### The task
Your task is to write out the complete listing exactly as it is shown.
## Start Records for this exercise
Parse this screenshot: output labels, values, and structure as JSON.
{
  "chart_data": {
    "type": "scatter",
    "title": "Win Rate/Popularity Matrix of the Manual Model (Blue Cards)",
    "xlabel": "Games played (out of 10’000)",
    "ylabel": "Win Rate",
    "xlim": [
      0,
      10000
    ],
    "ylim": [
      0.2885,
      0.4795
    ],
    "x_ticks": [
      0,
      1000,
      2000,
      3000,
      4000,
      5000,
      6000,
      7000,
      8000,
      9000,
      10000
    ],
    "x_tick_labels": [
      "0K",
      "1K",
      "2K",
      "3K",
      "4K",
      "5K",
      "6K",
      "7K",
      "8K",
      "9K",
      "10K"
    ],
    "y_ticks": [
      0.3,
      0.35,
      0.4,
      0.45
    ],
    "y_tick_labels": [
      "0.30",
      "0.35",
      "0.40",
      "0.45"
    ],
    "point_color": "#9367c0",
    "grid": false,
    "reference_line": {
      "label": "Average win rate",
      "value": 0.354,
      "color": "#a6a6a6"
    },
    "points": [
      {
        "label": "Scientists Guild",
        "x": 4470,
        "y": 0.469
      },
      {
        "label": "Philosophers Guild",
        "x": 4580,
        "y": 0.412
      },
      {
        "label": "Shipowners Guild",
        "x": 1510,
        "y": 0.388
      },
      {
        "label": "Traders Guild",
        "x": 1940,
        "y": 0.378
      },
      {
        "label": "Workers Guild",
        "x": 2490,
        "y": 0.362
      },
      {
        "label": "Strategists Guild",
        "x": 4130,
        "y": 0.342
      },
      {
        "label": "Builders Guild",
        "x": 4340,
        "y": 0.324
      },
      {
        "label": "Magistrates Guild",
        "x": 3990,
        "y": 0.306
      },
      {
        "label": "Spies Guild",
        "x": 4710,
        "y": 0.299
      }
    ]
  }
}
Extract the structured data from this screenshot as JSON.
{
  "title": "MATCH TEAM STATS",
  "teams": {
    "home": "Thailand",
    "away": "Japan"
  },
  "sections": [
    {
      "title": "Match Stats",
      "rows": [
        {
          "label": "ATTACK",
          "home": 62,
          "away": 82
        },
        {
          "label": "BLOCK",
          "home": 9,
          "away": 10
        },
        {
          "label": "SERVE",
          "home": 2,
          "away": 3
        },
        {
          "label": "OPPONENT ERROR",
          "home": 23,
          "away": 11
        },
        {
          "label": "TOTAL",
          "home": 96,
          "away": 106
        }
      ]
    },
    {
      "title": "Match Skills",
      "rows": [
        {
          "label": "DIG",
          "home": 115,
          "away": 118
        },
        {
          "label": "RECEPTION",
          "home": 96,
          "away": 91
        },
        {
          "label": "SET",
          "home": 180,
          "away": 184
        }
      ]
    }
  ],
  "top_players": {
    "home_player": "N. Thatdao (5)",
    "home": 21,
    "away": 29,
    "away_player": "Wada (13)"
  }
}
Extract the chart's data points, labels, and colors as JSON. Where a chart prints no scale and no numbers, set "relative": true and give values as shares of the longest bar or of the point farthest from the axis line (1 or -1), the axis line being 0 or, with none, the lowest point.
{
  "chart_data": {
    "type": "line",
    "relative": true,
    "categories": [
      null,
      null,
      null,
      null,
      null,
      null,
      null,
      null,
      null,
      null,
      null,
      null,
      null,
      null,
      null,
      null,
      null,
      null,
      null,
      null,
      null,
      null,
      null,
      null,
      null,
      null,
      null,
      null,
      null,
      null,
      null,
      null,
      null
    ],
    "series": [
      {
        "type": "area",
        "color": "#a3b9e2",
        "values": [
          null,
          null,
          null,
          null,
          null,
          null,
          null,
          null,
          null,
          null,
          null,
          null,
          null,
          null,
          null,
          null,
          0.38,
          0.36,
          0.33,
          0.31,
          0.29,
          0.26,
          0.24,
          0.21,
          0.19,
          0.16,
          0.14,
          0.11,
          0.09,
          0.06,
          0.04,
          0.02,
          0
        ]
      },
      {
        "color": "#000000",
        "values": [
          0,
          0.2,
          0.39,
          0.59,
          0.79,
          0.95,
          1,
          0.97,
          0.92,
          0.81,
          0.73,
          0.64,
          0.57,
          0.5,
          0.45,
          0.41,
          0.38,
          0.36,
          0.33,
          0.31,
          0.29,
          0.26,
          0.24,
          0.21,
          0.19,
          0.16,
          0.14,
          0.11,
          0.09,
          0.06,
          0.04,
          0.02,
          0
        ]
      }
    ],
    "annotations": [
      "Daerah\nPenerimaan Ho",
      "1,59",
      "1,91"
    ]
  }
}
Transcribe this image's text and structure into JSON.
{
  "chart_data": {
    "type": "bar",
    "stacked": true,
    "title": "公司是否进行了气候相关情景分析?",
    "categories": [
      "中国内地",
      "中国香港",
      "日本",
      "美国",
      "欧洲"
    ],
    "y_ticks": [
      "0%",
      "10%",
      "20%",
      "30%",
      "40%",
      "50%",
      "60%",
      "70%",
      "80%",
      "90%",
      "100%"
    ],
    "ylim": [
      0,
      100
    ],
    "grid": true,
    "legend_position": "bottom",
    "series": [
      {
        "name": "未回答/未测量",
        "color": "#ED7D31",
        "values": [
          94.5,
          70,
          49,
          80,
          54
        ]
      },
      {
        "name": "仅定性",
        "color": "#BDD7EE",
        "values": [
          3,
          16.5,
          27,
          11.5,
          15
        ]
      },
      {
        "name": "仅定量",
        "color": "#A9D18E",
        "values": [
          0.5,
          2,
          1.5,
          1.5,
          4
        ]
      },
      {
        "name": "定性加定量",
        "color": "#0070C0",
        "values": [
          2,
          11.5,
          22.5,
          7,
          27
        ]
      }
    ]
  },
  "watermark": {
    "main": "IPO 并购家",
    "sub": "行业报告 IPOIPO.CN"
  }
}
## End Records for this exercise
### Expected answer
Parse this screenshot: output labels, values, and structure as JSON.
{
  "chart_data": {
    "type": "scatter",
    "title": "Win Rate/Popularity Matrix of the Manual Model (Blue Cards)",
    "xlabel": "Games played (out of 10’000)",
    "ylabel": "Win Rate",
    "xlim": [
      0,
      10000
    ],
    "ylim": [
      0.2885,
      0.4795
    ],
    "x_ticks": [
      0,
      1000,
      2000,
      3000,
      4000,
      5000,
      6000,
      7000,
      8000,
      9000,
      10000
    ],
    "x_tick_labels": [
      "0K",
      "1K",
      "2K",
      "3K",
      "4K",
      "5K",
      "6K",
      "7K",
      "8K",
      "9K",
      "10K"
    ],
    "y_ticks": [
      0.3,
      0.35,
      0.4,
      0.45
    ],
    "y_tick_labels": [
      "0.30",
      "0.35",
      "0.40",
      "0.45"
    ],
    "point_color": "#9367c0",
    "grid": false,
    "reference_line": {
      "label": "Average win rate",
      "value": 0.354,
      "color": "#a6a6a6"
    },
    "points": [
      {
        "label": "Scientists Guild",
        "x": 4470,
        "y": 0.469
      },
      {
        "label": "Philosophers Guild",
        "x": 4580,
        "y": 0.412
      },
      {
        "label": "Shipowners Guild",
        "x": 1510,
        "y": 0.388
      },
      {
        "label": "Traders Guild",
        "x": 1940,
        "y": 0.378
      },
      {
        "label": "Workers Guild",
        "x": 2490,
        "y": 0.362
      },
      {
        "label": "Strategists Guild",
        "x": 4130,
        "y": 0.342
      },
      {
        "label": "Builders Guild",
        "x": 4340,
        "y": 0.324
      },
      {
        "label": "Magistrates Guild",
        "x": 3990,
        "y": 0.306
      },
      {
        "label": "Spies Guild",
        "x": 4710,
        "y": 0.299
      }
    ]
  }
}
Extract the structured data from this screenshot as JSON.
{
  "title": "MATCH TEAM STATS",
  "teams": {
    "home": "Thailand",
    "away": "Japan"
  },
  "sections": [
    {
      "title": "Match Stats",
      "rows": [
        {
          "label": "ATTACK",
          "home": 62,
          "away": 82
        },
        {
          "label": "BLOCK",
          "home": 9,
          "away": 10
        },
        {
          "label": "SERVE",
          "home": 2,
          "away": 3
        },
        {
          "label": "OPPONENT ERROR",
          "home": 23,
          "away": 11
        },
        {
          "label": "TOTAL",
          "home": 96,
          "away": 106
        }
      ]
    },
    {
      "title": "Match Skills",
      "rows": [
        {
          "label": "DIG",
          "home": 115,
          "away": 118
        },
        {
          "label": "RECEPTION",
          "home": 96,
          "away": 91
        },
        {
          "label": "SET",
          "home": 180,
          "away": 184
        }
      ]
    }
  ],
  "top_players": {
    "home_player": "N. Thatdao (5)",
    "home": 21,
    "away": 29,
    "away_player": "Wada (13)"
  }
}
Extract the chart's data points, labels, and colors as JSON. Where a chart prints no scale and no numbers, set "relative": true and give values as shares of the longest bar or of the point farthest from the axis line (1 or -1), the axis line being 0 or, with none, the lowest point.
{
  "chart_data": {
    "type": "line",
    "relative": true,
    "categories": [
      null,
      null,
      null,
      null,
      null,
      null,
      null,
      null,
      null,
      null,
      null,
      null,
      null,
      null,
      null,
      null,
      null,
      null,
      null,
      null,
      null,
      null,
      null,
      null,
      null,
      null,
      null,
      null,
      null,
      null,
      null,
      null,
      null
    ],
    "series": [
      {
        "type": "area",
        "color": "#a3b9e2",
        "values": [
          null,
          null,
          null,
          null,
          null,
          null,
          null,
          null,
          null,
          null,
          null,
          null,
          null,
          null,
          null,
          null,
          0.38,
          0.36,
          0.33,
          0.31,
          0.29,
          0.26,
          0.24,
          0.21,
          0.19,
          0.16,
          0.14,
          0.11,
          0.09,
          0.06,
          0.04,
          0.02,
          0
        ]
      },
      {
        "color": "#000000",
        "values": [
          0,
          0.2,
          0.39,
          0.59,
          0.79,
          0.95,
          1,
          0.97,
          0.92,
          0.81,
          0.73,
          0.64,
          0.57,
          0.5,
          0.45,
          0.41,
          0.38,
          0.36,
          0.33,
          0.31,
          0.29,
          0.26,
          0.24,
          0.21,
          0.19,
          0.16,
          0.14,
          0.11,
          0.09,
          0.06,
          0.04,
          0.02,
          0
        ]
      }
    ],
    "annotations": [
      "Daerah\nPenerimaan Ho",
      "1,59",
      "1,91"
    ]
  }
}
Transcribe this image's text and structure into JSON.
{
  "chart_data": {
    "type": "bar",
    "stacked": true,
    "title": "公司是否进行了气候相关情景分析?",
    "categories": [
      "中国内地",
      "中国香港",
      "日本",
      "美国",
      "欧洲"
    ],
    "y_ticks": [
      "0%",
      "10%",
      "20%",
      "30%",
      "40%",
      "50%",
      "60%",
      "70%",
      "80%",
      "90%",
      "100%"
    ],
    "ylim": [
      0,
      100
    ],
    "grid": true,
    "legend_position": "bottom",
    "series": [
      {
        "name": "未回答/未测量",
        "color": "#ED7D31",
        "values": [
          94.5,
          70,
          49,
          80,
          54
        ]
      },
      {
        "name": "仅定性",
        "color": "#BDD7EE",
        "values": [
          3,
          16.5,
          27,
          11.5,
          15
        ]
      },
      {
        "name": "仅定量",
        "color": "#A9D18E",
        "values": [
          0.5,
          2,
          1.5,
          1.5,
          4
        ]
      },
      {
        "name": "定性加定量",
        "color": "#0070C0",
        "values": [
          2,
          11.5,
          22.5,
          7,
          27
        ]
      }
    ]
  },
  "watermark": {
    "main": "IPO 并购家",
    "sub": "行业报告 IPOIPO.CN"
  }
}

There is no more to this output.